→ GIVEN PROBLEM:
Find how many lines in the data below mention "Excel". Give the number only.

=======

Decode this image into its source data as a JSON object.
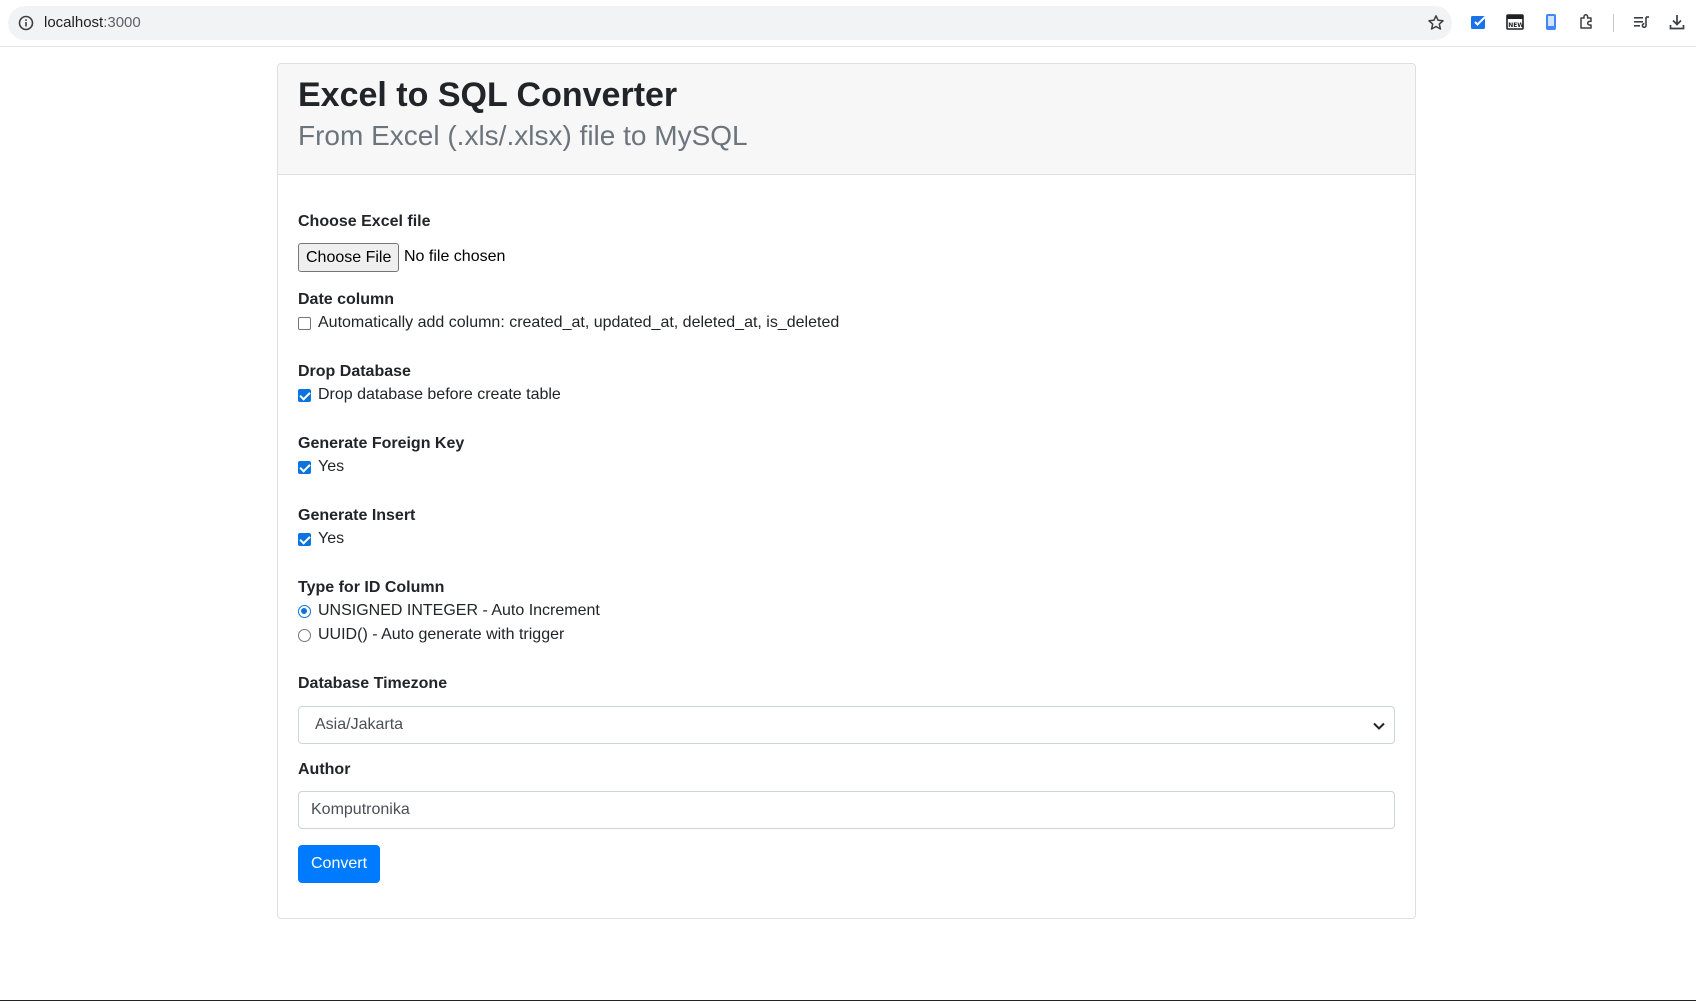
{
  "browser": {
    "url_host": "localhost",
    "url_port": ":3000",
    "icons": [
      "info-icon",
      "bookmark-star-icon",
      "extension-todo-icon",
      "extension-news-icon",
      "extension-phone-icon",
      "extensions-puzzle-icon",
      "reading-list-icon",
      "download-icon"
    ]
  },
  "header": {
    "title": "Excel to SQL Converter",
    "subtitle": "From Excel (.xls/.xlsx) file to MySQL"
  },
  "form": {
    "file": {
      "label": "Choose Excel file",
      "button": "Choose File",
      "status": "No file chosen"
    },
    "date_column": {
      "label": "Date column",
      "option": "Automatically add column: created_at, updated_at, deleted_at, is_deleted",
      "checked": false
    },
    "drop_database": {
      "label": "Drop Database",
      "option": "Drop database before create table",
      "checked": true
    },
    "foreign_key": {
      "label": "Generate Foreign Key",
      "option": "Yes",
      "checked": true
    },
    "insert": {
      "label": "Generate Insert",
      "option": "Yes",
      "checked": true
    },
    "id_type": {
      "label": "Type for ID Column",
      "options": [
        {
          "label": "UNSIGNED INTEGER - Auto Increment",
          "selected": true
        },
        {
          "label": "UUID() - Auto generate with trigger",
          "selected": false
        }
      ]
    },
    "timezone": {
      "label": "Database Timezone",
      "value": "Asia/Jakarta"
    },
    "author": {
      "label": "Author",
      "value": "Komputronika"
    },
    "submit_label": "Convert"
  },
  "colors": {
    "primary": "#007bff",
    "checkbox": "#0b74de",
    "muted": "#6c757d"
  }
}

=======

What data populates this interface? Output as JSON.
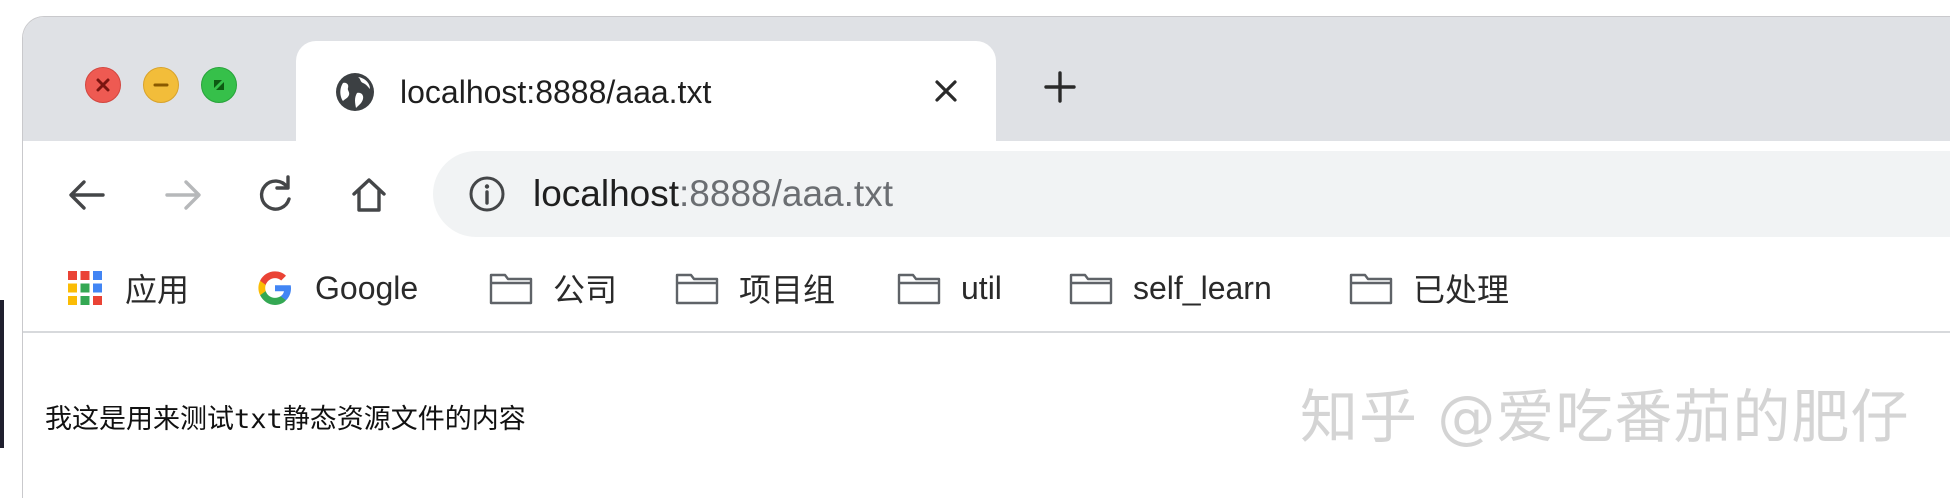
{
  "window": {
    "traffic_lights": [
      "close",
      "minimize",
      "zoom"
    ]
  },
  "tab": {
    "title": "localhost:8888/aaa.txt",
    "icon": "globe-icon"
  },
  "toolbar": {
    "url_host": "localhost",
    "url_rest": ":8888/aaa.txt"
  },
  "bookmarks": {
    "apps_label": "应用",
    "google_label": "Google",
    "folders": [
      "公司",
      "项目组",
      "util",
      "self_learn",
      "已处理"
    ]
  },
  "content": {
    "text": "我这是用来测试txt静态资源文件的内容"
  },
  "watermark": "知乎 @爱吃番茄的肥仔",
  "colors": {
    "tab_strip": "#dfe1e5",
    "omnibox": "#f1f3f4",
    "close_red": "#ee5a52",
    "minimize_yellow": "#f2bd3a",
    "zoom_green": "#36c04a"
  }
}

=======

→ ANSWER FOR THE TASK:
3